■ **Instructions to follow**: Each entry that follows must be output without any deviation.

## START Given records

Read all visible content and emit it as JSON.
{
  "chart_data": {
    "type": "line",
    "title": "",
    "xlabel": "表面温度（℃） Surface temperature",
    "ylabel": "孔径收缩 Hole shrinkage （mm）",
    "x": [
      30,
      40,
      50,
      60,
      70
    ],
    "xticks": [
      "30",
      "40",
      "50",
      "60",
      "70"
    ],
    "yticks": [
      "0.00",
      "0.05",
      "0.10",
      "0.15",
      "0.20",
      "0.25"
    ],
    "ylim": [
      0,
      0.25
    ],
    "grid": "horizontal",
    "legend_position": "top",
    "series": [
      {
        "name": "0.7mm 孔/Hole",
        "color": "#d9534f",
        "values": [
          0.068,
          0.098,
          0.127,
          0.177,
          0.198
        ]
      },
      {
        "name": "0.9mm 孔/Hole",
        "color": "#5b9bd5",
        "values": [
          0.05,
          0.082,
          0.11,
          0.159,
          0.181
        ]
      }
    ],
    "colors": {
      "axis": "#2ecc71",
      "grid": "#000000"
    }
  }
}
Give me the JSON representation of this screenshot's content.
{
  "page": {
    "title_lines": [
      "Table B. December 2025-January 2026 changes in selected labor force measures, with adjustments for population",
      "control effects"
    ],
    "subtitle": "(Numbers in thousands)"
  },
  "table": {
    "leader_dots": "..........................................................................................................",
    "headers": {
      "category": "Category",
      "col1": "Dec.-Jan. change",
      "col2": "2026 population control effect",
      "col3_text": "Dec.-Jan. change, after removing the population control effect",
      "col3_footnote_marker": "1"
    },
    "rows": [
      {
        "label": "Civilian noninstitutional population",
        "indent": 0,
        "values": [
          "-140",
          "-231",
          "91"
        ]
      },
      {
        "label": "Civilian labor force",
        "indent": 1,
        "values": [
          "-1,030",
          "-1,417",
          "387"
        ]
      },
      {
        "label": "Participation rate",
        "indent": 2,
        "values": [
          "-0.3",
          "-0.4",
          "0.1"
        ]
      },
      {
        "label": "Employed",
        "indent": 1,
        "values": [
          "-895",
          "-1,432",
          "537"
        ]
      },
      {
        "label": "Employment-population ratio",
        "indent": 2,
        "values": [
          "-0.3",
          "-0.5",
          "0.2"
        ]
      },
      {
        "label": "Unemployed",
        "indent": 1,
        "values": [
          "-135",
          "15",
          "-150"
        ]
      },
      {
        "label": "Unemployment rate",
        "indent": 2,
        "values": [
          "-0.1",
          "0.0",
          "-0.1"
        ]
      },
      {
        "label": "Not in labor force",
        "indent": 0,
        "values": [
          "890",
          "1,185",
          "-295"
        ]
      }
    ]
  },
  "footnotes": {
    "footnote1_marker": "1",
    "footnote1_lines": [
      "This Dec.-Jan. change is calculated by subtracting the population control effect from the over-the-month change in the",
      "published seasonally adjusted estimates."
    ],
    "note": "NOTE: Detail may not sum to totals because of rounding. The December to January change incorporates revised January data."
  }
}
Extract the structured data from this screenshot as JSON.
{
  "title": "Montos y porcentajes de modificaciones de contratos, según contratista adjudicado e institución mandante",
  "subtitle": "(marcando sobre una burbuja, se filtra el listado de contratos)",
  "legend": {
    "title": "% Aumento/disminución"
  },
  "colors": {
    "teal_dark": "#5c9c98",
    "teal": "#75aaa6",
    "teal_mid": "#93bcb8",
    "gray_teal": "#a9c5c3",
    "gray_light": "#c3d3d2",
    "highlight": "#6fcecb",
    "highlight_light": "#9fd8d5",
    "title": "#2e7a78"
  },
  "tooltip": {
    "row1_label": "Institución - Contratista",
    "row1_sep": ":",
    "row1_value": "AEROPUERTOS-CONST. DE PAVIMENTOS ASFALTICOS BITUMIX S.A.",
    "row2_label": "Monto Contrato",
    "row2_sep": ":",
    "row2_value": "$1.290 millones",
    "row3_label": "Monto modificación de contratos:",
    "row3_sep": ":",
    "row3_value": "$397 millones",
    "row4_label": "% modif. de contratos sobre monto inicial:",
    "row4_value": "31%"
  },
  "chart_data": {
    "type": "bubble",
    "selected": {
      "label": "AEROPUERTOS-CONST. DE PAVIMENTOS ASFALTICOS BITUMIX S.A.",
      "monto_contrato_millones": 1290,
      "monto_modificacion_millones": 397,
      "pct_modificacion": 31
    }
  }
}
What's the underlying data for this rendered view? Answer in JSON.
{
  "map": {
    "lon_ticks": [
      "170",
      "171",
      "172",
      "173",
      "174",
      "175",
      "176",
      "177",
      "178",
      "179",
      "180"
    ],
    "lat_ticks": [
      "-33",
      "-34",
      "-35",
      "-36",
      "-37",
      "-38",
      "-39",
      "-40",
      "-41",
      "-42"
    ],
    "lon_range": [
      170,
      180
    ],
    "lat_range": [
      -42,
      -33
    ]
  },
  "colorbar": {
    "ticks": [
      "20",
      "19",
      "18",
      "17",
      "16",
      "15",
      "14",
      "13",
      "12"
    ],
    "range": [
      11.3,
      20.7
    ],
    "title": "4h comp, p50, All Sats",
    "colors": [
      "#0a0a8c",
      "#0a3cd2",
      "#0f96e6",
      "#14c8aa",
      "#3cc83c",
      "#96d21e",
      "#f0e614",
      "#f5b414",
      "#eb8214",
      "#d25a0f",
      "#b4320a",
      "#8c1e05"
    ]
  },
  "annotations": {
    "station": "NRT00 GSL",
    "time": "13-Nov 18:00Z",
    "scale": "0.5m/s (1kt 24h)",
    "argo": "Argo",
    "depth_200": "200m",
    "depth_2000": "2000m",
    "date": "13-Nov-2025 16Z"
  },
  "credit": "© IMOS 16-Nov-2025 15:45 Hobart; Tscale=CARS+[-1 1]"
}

## END Given records

■ **Result for this task**:
Read all visible content and emit it as JSON.
{
  "chart_data": {
    "type": "line",
    "title": "",
    "xlabel": "表面温度（℃） Surface temperature",
    "ylabel": "孔径收缩 Hole shrinkage （mm）",
    "x": [
      30,
      40,
      50,
      60,
      70
    ],
    "xticks": [
      "30",
      "40",
      "50",
      "60",
      "70"
    ],
    "yticks": [
      "0.00",
      "0.05",
      "0.10",
      "0.15",
      "0.20",
      "0.25"
    ],
    "ylim": [
      0,
      0.25
    ],
    "grid": "horizontal",
    "legend_position": "top",
    "series": [
      {
        "name": "0.7mm 孔/Hole",
        "color": "#d9534f",
        "values": [
          0.068,
          0.098,
          0.127,
          0.177,
          0.198
        ]
      },
      {
        "name": "0.9mm 孔/Hole",
        "color": "#5b9bd5",
        "values": [
          0.05,
          0.082,
          0.11,
          0.159,
          0.181
        ]
      }
    ],
    "colors": {
      "axis": "#2ecc71",
      "grid": "#000000"
    }
  }
}
Give me the JSON representation of this screenshot's content.
{
  "page": {
    "title_lines": [
      "Table B. December 2025-January 2026 changes in selected labor force measures, with adjustments for population",
      "control effects"
    ],
    "subtitle": "(Numbers in thousands)"
  },
  "table": {
    "leader_dots": "..........................................................................................................",
    "headers": {
      "category": "Category",
      "col1": "Dec.-Jan. change",
      "col2": "2026 population control effect",
      "col3_text": "Dec.-Jan. change, after removing the population control effect",
      "col3_footnote_marker": "1"
    },
    "rows": [
      {
        "label": "Civilian noninstitutional population",
        "indent": 0,
        "values": [
          "-140",
          "-231",
          "91"
        ]
      },
      {
        "label": "Civilian labor force",
        "indent": 1,
        "values": [
          "-1,030",
          "-1,417",
          "387"
        ]
      },
      {
        "label": "Participation rate",
        "indent": 2,
        "values": [
          "-0.3",
          "-0.4",
          "0.1"
        ]
      },
      {
        "label": "Employed",
        "indent": 1,
        "values": [
          "-895",
          "-1,432",
          "537"
        ]
      },
      {
        "label": "Employment-population ratio",
        "indent": 2,
        "values": [
          "-0.3",
          "-0.5",
          "0.2"
        ]
      },
      {
        "label": "Unemployed",
        "indent": 1,
        "values": [
          "-135",
          "15",
          "-150"
        ]
      },
      {
        "label": "Unemployment rate",
        "indent": 2,
        "values": [
          "-0.1",
          "0.0",
          "-0.1"
        ]
      },
      {
        "label": "Not in labor force",
        "indent": 0,
        "values": [
          "890",
          "1,185",
          "-295"
        ]
      }
    ]
  },
  "footnotes": {
    "footnote1_marker": "1",
    "footnote1_lines": [
      "This Dec.-Jan. change is calculated by subtracting the population control effect from the over-the-month change in the",
      "published seasonally adjusted estimates."
    ],
    "note": "NOTE: Detail may not sum to totals because of rounding. The December to January change incorporates revised January data."
  }
}
Extract the structured data from this screenshot as JSON.
{
  "title": "Montos y porcentajes de modificaciones de contratos, según contratista adjudicado e institución mandante",
  "subtitle": "(marcando sobre una burbuja, se filtra el listado de contratos)",
  "legend": {
    "title": "% Aumento/disminución"
  },
  "colors": {
    "teal_dark": "#5c9c98",
    "teal": "#75aaa6",
    "teal_mid": "#93bcb8",
    "gray_teal": "#a9c5c3",
    "gray_light": "#c3d3d2",
    "highlight": "#6fcecb",
    "highlight_light": "#9fd8d5",
    "title": "#2e7a78"
  },
  "tooltip": {
    "row1_label": "Institución - Contratista",
    "row1_sep": ":",
    "row1_value": "AEROPUERTOS-CONST. DE PAVIMENTOS ASFALTICOS BITUMIX S.A.",
    "row2_label": "Monto Contrato",
    "row2_sep": ":",
    "row2_value": "$1.290 millones",
    "row3_label": "Monto modificación de contratos:",
    "row3_sep": ":",
    "row3_value": "$397 millones",
    "row4_label": "% modif. de contratos sobre monto inicial:",
    "row4_value": "31%"
  },
  "chart_data": {
    "type": "bubble",
    "selected": {
      "label": "AEROPUERTOS-CONST. DE PAVIMENTOS ASFALTICOS BITUMIX S.A.",
      "monto_contrato_millones": 1290,
      "monto_modificacion_millones": 397,
      "pct_modificacion": 31
    }
  }
}
What's the underlying data for this rendered view? Answer in JSON.
{
  "map": {
    "lon_ticks": [
      "170",
      "171",
      "172",
      "173",
      "174",
      "175",
      "176",
      "177",
      "178",
      "179",
      "180"
    ],
    "lat_ticks": [
      "-33",
      "-34",
      "-35",
      "-36",
      "-37",
      "-38",
      "-39",
      "-40",
      "-41",
      "-42"
    ],
    "lon_range": [
      170,
      180
    ],
    "lat_range": [
      -42,
      -33
    ]
  },
  "colorbar": {
    "ticks": [
      "20",
      "19",
      "18",
      "17",
      "16",
      "15",
      "14",
      "13",
      "12"
    ],
    "range": [
      11.3,
      20.7
    ],
    "title": "4h comp, p50, All Sats",
    "colors": [
      "#0a0a8c",
      "#0a3cd2",
      "#0f96e6",
      "#14c8aa",
      "#3cc83c",
      "#96d21e",
      "#f0e614",
      "#f5b414",
      "#eb8214",
      "#d25a0f",
      "#b4320a",
      "#8c1e05"
    ]
  },
  "annotations": {
    "station": "NRT00 GSL",
    "time": "13-Nov 18:00Z",
    "scale": "0.5m/s (1kt 24h)",
    "argo": "Argo",
    "depth_200": "200m",
    "depth_2000": "2000m",
    "date": "13-Nov-2025 16Z"
  },
  "credit": "© IMOS 16-Nov-2025 15:45 Hobart; Tscale=CARS+[-1 1]"
}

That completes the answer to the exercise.